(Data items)
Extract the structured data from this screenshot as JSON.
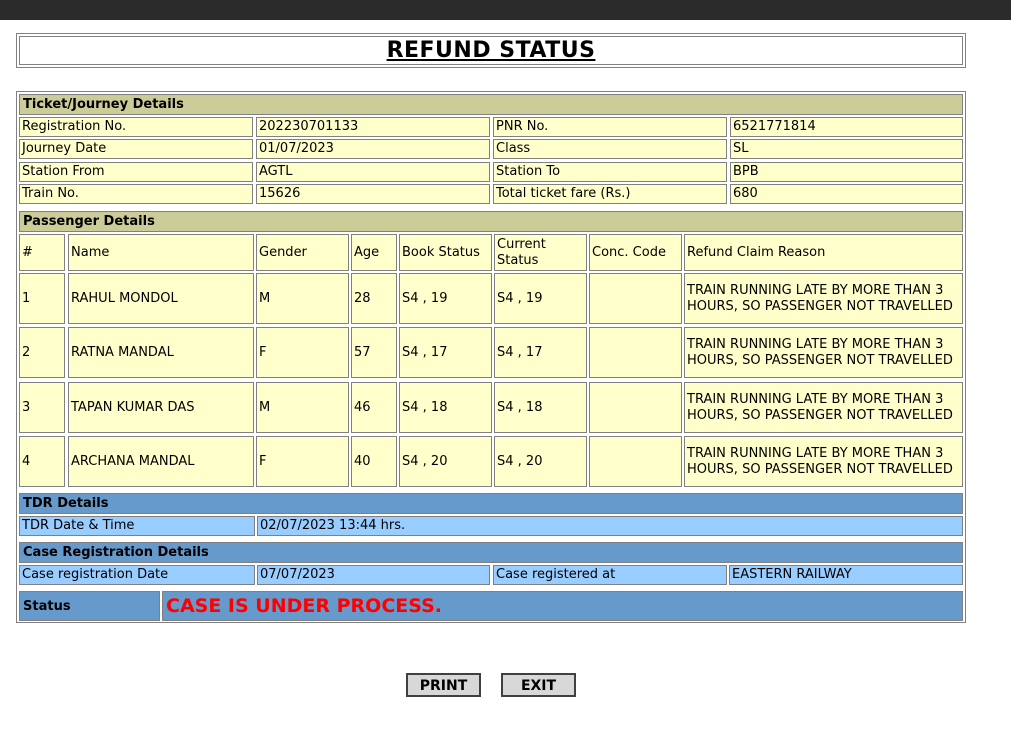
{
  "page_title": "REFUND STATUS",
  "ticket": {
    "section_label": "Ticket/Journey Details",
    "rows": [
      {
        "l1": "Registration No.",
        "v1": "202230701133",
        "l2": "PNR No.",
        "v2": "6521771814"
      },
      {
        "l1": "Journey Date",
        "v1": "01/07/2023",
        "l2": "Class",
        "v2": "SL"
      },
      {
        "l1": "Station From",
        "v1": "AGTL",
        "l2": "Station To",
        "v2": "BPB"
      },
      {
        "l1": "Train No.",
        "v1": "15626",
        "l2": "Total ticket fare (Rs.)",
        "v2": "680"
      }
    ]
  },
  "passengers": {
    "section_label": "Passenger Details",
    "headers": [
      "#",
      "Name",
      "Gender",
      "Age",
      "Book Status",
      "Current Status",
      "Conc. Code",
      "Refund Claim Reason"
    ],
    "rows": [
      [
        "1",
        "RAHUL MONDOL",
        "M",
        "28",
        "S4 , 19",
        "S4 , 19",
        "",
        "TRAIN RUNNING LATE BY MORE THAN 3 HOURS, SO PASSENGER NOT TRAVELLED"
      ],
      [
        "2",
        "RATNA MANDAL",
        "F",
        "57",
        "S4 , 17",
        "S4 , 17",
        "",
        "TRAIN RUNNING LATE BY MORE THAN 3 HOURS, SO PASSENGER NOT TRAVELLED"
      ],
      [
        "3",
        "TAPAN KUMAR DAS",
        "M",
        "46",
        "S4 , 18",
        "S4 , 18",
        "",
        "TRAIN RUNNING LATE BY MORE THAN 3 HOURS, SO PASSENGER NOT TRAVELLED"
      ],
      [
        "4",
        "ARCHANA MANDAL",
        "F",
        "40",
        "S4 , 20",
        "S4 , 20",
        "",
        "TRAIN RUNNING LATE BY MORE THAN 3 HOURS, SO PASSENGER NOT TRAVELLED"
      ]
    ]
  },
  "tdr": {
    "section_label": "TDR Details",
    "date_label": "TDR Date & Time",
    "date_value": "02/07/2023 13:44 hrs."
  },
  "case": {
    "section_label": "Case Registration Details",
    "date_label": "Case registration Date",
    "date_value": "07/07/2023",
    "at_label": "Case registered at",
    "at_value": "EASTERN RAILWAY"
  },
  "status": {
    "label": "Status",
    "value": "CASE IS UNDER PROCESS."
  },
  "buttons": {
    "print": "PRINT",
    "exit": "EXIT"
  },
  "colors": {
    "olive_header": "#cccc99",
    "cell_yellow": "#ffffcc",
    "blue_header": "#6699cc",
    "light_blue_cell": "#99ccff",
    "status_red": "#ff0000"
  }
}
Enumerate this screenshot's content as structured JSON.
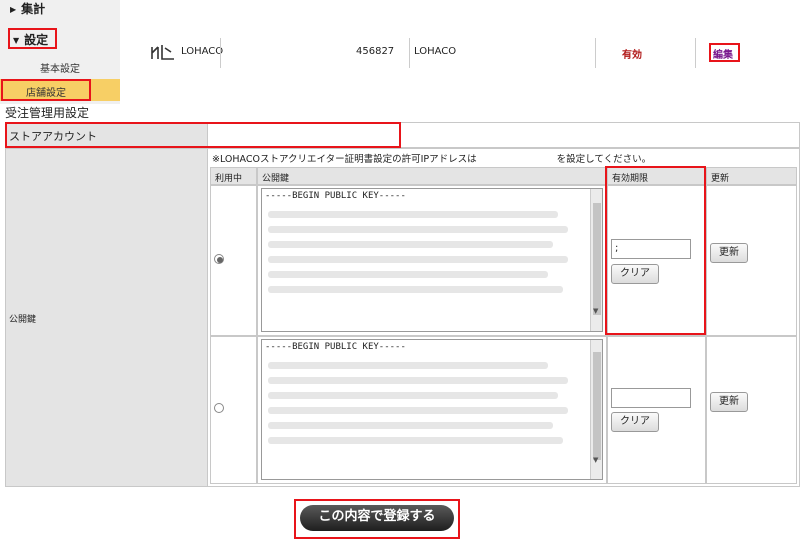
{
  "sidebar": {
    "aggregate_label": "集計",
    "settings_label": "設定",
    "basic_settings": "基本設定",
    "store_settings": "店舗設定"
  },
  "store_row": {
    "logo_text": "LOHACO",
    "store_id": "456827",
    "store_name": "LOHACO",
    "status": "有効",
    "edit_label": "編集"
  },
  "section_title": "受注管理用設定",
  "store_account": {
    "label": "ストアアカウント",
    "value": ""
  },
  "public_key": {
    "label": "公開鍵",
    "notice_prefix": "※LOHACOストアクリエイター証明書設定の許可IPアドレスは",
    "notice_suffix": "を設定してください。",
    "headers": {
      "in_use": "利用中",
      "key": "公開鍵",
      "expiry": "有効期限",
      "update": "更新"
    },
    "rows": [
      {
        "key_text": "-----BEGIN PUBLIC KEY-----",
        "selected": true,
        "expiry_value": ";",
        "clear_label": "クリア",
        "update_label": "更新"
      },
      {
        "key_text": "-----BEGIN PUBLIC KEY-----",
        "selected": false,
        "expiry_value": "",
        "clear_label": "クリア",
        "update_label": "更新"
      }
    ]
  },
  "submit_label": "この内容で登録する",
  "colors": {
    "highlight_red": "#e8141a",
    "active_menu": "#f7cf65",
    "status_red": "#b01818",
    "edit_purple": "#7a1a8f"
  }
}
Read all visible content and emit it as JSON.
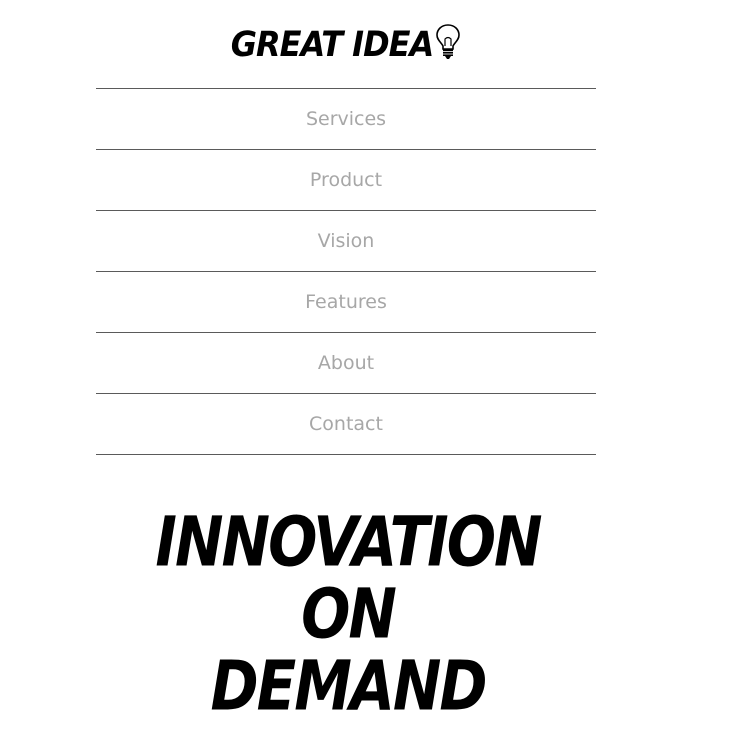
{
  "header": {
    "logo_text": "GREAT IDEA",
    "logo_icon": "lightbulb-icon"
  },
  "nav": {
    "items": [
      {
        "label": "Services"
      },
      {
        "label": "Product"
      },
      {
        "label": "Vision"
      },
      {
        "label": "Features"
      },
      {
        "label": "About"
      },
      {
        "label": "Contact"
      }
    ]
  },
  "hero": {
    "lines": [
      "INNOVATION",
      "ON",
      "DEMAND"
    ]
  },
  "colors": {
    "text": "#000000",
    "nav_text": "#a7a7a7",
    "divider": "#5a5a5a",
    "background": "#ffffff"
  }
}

▸ Job
Where a line above contains the string "JSON", copy that line.

▸ Answer to this exercise
Extract the structured data from this screenshot as JSON.
Enumerate this screenshot's content as structured JSON.
Read all visible content and emit it as JSON.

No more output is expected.